Output nothing but the number of lines that include the word "Units".

• [Stored data]:
--- --- ---
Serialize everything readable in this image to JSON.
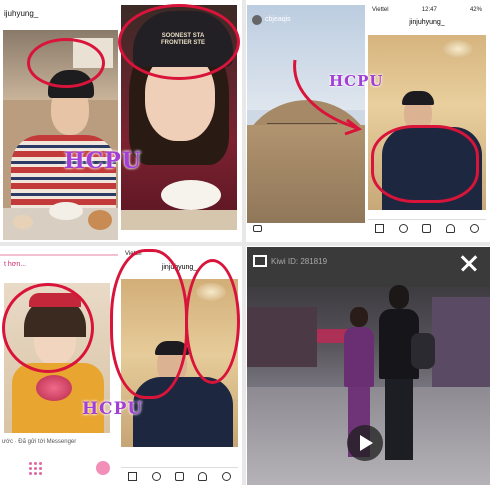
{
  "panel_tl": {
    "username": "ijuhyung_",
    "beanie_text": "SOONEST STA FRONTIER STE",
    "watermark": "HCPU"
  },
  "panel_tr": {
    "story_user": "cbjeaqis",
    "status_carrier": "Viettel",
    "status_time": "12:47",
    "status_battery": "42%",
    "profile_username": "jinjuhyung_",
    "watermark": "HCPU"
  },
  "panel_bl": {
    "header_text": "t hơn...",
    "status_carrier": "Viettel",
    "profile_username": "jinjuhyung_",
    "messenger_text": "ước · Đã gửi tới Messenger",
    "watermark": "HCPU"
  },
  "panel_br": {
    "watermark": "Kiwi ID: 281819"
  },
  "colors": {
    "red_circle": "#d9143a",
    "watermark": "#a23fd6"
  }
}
--- --- ---
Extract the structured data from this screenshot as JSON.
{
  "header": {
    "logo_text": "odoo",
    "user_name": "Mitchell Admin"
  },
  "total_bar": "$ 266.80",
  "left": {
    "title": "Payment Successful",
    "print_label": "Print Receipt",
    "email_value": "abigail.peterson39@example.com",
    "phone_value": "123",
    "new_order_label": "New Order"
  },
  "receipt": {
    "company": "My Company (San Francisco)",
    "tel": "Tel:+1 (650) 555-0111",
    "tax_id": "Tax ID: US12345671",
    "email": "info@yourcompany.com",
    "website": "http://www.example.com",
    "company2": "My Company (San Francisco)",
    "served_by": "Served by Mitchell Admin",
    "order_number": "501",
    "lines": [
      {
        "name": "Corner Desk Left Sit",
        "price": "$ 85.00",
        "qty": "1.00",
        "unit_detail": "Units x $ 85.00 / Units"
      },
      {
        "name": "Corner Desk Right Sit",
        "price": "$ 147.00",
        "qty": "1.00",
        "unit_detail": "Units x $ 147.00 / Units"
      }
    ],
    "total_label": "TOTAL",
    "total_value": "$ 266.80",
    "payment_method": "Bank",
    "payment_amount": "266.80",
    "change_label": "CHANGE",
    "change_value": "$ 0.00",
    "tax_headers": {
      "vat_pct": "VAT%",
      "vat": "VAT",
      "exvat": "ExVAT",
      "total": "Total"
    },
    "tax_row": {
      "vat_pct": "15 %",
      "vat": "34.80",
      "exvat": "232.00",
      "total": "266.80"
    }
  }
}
--- --- ---
• [The result]: 2